-- DO THIS --
Drop every picture and give the entries back exactly.

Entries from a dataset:
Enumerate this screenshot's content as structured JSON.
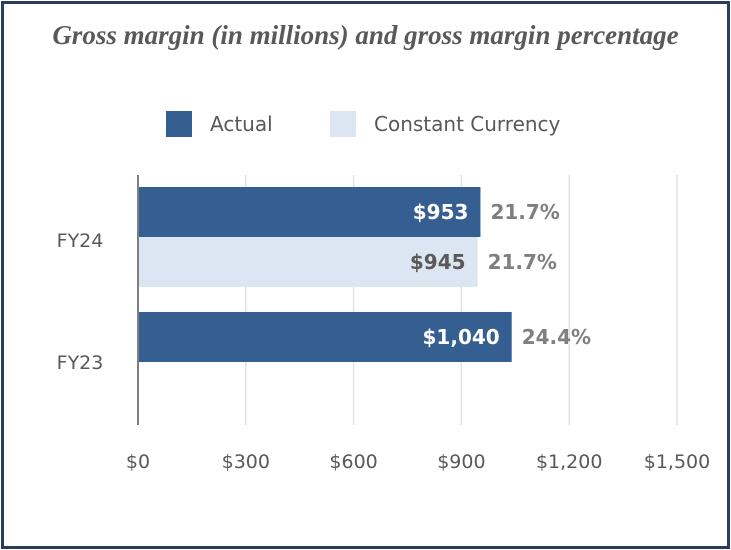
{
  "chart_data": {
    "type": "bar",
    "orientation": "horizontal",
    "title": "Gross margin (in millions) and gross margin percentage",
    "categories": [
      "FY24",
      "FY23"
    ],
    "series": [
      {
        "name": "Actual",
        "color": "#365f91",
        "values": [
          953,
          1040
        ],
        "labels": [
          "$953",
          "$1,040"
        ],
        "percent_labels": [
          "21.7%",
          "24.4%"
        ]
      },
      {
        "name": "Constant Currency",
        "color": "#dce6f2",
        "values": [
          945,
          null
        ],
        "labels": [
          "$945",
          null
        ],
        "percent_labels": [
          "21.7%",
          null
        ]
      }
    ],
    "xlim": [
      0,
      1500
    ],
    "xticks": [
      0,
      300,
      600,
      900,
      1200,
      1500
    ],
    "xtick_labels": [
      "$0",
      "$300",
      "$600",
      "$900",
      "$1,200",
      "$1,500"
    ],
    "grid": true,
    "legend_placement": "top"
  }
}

-- COMPLETED TASK --
Enumerate this screenshot's content as structured JSON.
{
  "chart_data": {
    "type": "bar",
    "orientation": "horizontal",
    "title": "Gross margin (in millions) and gross margin percentage",
    "categories": [
      "FY24",
      "FY23"
    ],
    "series": [
      {
        "name": "Actual",
        "color": "#365f91",
        "values": [
          953,
          1040
        ],
        "labels": [
          "$953",
          "$1,040"
        ],
        "percent_labels": [
          "21.7%",
          "24.4%"
        ]
      },
      {
        "name": "Constant Currency",
        "color": "#dce6f2",
        "values": [
          945,
          null
        ],
        "labels": [
          "$945",
          null
        ],
        "percent_labels": [
          "21.7%",
          null
        ]
      }
    ],
    "xlim": [
      0,
      1500
    ],
    "xticks": [
      0,
      300,
      600,
      900,
      1200,
      1500
    ],
    "xtick_labels": [
      "$0",
      "$300",
      "$600",
      "$900",
      "$1,200",
      "$1,500"
    ],
    "grid": true,
    "legend_placement": "top"
  }
}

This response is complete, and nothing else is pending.